* **Task brief**
Copy the lines holding the word "روزنامہ", all of them.

* **Dataset records**
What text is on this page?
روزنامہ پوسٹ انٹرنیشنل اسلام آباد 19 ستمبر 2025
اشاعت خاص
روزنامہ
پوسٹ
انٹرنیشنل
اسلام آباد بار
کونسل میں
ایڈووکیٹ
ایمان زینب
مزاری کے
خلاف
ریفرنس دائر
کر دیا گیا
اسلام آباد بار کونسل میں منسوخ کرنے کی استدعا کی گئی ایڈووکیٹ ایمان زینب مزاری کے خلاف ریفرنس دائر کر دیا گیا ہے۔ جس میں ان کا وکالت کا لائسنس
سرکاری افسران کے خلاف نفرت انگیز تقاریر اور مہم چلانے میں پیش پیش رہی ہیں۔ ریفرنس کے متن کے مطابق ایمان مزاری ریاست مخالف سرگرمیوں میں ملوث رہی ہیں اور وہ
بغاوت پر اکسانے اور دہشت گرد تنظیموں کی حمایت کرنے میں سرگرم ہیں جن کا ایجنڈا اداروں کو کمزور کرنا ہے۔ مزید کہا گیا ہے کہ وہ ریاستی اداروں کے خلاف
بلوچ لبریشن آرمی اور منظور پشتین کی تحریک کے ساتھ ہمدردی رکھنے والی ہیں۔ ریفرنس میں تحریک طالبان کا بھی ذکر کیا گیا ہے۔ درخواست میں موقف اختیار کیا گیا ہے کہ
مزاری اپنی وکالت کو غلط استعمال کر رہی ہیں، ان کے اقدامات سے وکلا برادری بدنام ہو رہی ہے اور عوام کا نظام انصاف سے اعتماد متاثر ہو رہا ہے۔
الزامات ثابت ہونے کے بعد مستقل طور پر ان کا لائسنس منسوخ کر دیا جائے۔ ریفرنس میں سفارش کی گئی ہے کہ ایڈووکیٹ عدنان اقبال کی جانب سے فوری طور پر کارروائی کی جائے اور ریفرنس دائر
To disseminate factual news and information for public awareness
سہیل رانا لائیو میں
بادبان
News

* **Task answer**
روزنامہ پوسٹ انٹرنیشنل اسلام آباد 19 ستمبر 2025
روزنامہ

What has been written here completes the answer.